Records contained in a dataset
## START

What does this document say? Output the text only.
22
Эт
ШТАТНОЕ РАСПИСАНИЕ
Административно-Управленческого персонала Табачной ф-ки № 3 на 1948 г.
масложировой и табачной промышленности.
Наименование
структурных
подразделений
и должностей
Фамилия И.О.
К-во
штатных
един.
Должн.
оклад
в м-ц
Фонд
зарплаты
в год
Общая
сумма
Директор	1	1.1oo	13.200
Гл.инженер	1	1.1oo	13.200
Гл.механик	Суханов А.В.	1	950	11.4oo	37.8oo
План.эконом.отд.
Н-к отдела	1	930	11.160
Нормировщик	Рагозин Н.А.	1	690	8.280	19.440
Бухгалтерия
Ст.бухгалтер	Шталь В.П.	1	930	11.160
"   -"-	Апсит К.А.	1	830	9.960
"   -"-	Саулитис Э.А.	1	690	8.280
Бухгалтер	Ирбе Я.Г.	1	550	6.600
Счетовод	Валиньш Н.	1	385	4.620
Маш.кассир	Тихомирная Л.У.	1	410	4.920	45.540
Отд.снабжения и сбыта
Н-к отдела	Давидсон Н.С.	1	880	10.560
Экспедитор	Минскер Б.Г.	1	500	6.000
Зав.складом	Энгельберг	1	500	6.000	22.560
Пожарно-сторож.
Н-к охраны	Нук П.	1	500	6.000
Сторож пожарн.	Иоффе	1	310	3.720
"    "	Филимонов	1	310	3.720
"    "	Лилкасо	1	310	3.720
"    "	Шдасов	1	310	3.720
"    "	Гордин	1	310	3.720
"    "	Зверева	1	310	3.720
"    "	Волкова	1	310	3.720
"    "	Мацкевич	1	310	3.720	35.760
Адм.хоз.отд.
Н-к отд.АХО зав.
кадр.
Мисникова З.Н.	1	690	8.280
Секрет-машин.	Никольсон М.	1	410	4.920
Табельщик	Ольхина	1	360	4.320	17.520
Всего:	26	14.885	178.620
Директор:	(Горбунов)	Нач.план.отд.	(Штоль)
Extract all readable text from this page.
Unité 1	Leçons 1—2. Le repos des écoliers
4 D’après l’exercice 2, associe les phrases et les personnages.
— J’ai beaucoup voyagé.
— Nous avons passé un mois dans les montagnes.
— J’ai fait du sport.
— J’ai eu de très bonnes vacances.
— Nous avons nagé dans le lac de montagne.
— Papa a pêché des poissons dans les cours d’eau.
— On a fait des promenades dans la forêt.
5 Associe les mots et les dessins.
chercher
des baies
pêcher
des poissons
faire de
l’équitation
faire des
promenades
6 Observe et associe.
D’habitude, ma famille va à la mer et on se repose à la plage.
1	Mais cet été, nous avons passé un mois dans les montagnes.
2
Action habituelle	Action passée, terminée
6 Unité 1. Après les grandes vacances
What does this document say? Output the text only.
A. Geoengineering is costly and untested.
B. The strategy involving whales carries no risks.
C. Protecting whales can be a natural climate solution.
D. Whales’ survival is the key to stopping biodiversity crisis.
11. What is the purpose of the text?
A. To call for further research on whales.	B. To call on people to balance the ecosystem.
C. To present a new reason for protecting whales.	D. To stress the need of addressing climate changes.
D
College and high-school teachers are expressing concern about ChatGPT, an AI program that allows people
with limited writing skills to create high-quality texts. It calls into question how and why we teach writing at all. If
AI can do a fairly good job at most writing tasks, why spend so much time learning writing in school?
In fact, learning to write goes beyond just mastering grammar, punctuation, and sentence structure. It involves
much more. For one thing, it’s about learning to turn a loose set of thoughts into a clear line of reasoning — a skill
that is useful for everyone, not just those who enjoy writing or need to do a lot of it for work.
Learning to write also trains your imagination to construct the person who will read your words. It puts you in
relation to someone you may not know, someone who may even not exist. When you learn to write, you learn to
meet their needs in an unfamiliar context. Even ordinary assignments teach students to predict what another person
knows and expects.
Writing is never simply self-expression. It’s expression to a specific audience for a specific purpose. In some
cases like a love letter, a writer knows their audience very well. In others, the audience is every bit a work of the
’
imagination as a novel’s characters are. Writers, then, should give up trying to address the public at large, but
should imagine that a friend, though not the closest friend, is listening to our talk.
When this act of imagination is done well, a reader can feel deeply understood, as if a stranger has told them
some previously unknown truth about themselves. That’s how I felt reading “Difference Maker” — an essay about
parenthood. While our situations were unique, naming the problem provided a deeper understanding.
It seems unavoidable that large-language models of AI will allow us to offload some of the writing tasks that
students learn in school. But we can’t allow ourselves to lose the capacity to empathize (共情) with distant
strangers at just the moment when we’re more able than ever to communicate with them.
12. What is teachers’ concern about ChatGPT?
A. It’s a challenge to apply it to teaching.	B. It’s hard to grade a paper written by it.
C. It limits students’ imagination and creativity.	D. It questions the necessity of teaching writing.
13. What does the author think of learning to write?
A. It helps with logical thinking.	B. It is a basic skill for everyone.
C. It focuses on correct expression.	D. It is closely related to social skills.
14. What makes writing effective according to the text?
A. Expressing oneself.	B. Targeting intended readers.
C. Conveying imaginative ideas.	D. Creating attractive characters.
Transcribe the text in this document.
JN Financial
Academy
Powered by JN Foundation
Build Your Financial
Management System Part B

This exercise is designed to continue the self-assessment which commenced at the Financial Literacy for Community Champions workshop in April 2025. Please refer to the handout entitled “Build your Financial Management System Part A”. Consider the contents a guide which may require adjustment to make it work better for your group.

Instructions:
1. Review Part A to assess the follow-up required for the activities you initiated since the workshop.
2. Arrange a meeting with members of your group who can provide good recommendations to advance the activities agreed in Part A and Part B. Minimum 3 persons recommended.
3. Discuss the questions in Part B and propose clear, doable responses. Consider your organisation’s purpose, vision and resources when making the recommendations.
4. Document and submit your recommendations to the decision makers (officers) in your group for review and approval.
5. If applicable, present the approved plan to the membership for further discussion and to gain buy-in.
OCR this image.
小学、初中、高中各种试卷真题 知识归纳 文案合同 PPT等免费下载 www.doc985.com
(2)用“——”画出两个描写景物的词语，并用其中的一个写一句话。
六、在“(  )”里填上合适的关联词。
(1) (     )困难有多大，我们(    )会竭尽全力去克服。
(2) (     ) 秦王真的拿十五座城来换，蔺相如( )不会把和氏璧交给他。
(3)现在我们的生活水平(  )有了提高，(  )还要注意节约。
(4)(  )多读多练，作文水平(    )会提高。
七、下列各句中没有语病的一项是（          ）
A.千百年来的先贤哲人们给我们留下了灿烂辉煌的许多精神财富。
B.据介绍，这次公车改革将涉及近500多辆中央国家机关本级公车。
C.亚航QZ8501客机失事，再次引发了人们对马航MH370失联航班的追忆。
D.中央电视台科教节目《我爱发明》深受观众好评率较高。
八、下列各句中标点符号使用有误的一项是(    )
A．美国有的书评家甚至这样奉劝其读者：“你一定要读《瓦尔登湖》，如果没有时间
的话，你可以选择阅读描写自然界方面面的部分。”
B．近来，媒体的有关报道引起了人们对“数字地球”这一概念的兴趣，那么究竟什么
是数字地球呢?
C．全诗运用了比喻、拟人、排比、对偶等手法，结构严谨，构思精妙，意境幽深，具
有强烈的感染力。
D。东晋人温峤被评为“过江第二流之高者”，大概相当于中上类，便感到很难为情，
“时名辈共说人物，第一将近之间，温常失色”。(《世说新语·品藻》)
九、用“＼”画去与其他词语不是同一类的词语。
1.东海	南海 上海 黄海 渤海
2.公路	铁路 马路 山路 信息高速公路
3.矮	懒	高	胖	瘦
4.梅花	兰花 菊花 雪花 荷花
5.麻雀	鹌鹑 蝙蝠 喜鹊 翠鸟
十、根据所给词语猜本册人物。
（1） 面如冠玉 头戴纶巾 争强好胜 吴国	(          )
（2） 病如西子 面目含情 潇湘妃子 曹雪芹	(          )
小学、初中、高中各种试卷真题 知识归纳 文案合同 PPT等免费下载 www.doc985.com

## END

GIVEN REQUEST —
Reproduce exactly, with nothing added, the lines from the one that contains "OCR this image." to the end of the data.

RESPONSE TO THE TASK —
OCR this image.
小学、初中、高中各种试卷真题 知识归纳 文案合同 PPT等免费下载 www.doc985.com
(2)用“——”画出两个描写景物的词语，并用其中的一个写一句话。
六、在“(  )”里填上合适的关联词。
(1) (     )困难有多大，我们(    )会竭尽全力去克服。
(2) (     ) 秦王真的拿十五座城来换，蔺相如( )不会把和氏璧交给他。
(3)现在我们的生活水平(  )有了提高，(  )还要注意节约。
(4)(  )多读多练，作文水平(    )会提高。
七、下列各句中没有语病的一项是（          ）
A.千百年来的先贤哲人们给我们留下了灿烂辉煌的许多精神财富。
B.据介绍，这次公车改革将涉及近500多辆中央国家机关本级公车。
C.亚航QZ8501客机失事，再次引发了人们对马航MH370失联航班的追忆。
D.中央电视台科教节目《我爱发明》深受观众好评率较高。
八、下列各句中标点符号使用有误的一项是(    )
A．美国有的书评家甚至这样奉劝其读者：“你一定要读《瓦尔登湖》，如果没有时间
的话，你可以选择阅读描写自然界方面面的部分。”
B．近来，媒体的有关报道引起了人们对“数字地球”这一概念的兴趣，那么究竟什么
是数字地球呢?
C．全诗运用了比喻、拟人、排比、对偶等手法，结构严谨，构思精妙，意境幽深，具
有强烈的感染力。
D。东晋人温峤被评为“过江第二流之高者”，大概相当于中上类，便感到很难为情，
“时名辈共说人物，第一将近之间，温常失色”。(《世说新语·品藻》)
九、用“＼”画去与其他词语不是同一类的词语。
1.东海	南海 上海 黄海 渤海
2.公路	铁路 马路 山路 信息高速公路
3.矮	懒	高	胖	瘦
4.梅花	兰花 菊花 雪花 荷花
5.麻雀	鹌鹑 蝙蝠 喜鹊 翠鸟
十、根据所给词语猜本册人物。
（1） 面如冠玉 头戴纶巾 争强好胜 吴国	(          )
（2） 病如西子 面目含情 潇湘妃子 曹雪芹	(          )
小学、初中、高中各种试卷真题 知识归纳 文案合同 PPT等免费下载 www.doc985.com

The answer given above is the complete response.